### Dataset
-----

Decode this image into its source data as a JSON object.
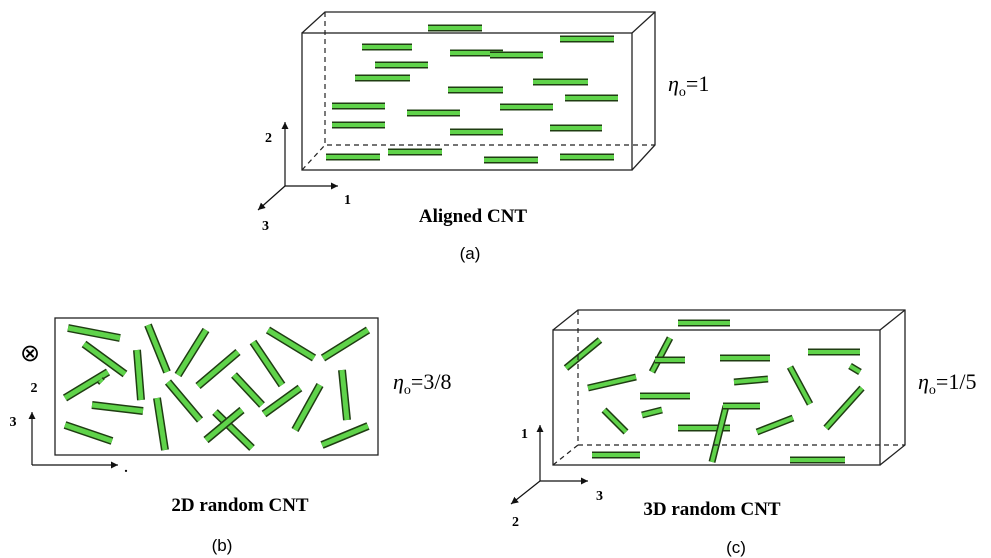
{
  "panels": [
    {
      "title": "Aligned CNT",
      "caption": "(a)",
      "axes": [
        "2",
        "1",
        "3"
      ],
      "orientation_factor": {
        "symbol": "η",
        "subscript": "o",
        "value": "=1"
      }
    },
    {
      "title": "2D random CNT",
      "caption": "(b)",
      "axes": [
        "⊗",
        "2",
        "3",
        "."
      ],
      "orientation_factor": {
        "symbol": "η",
        "subscript": "o",
        "value": "=3/8"
      }
    },
    {
      "title": "3D random CNT",
      "caption": "(c)",
      "axes": [
        "1",
        "3",
        "2"
      ],
      "orientation_factor": {
        "symbol": "η",
        "subscript": "o",
        "value": "=1/5"
      }
    }
  ]
}
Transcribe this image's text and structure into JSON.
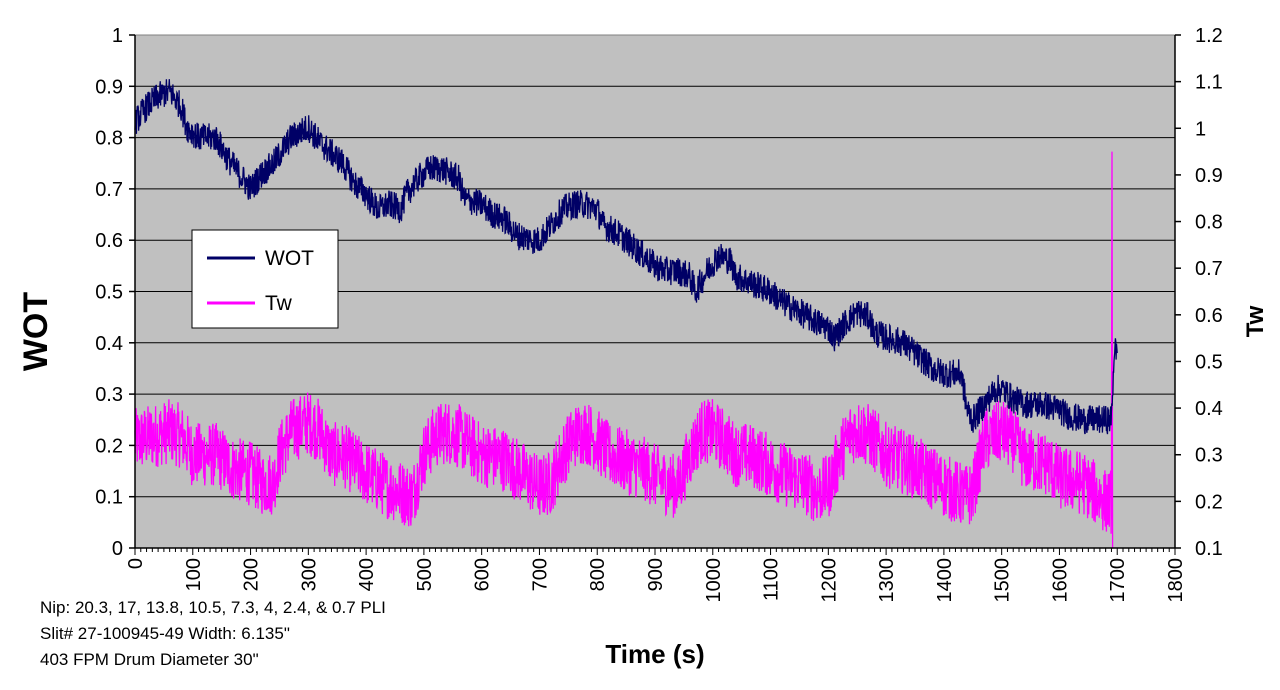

-----

### Set exercise
The listing above must be printed again exactly, minus its pictures.

### Answer below
Decode this image into its source data as a JSON object.
{
  "panels": [
    {
      "title": "Aligned CNT",
      "caption": "(a)",
      "axes": [
        "2",
        "1",
        "3"
      ],
      "orientation_factor": {
        "symbol": "η",
        "subscript": "o",
        "value": "=1"
      }
    },
    {
      "title": "2D random CNT",
      "caption": "(b)",
      "axes": [
        "⊗",
        "2",
        "3",
        "."
      ],
      "orientation_factor": {
        "symbol": "η",
        "subscript": "o",
        "value": "=3/8"
      }
    },
    {
      "title": "3D random CNT",
      "caption": "(c)",
      "axes": [
        "1",
        "3",
        "2"
      ],
      "orientation_factor": {
        "symbol": "η",
        "subscript": "o",
        "value": "=1/5"
      }
    }
  ]
}
Transcribe this image's text and structure into JSON.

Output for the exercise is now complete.